Look at each line of the records and count those with "Spirit" in them. Please answer with the count alone.
— Start EXCERPTED DATA —
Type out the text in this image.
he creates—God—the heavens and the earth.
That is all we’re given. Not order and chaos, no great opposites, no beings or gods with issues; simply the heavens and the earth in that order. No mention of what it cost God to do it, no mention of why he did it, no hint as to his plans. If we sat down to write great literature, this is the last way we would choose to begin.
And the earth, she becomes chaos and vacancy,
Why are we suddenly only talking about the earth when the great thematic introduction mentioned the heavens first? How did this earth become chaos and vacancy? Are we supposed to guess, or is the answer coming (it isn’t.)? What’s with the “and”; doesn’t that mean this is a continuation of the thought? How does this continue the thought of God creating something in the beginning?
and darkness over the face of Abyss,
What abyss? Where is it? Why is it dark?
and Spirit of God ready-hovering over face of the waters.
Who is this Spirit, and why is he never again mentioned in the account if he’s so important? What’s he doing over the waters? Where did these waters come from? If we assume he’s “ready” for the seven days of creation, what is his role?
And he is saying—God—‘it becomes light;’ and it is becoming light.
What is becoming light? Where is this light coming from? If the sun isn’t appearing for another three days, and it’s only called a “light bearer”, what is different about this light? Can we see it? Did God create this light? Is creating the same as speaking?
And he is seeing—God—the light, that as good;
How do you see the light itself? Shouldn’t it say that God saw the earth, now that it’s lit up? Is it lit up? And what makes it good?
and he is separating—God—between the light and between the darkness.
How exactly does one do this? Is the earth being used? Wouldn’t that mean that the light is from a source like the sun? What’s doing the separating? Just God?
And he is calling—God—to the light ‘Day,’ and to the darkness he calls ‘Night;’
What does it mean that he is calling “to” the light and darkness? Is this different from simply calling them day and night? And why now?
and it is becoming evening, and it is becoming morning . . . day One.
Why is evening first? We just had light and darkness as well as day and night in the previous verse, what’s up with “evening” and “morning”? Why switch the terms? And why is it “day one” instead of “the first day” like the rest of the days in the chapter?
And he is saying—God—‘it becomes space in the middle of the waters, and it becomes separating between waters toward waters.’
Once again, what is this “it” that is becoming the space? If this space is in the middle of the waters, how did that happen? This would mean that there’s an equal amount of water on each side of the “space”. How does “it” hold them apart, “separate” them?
— End EXCERPTED DATA —
#### WRITTEN SOLUTION
2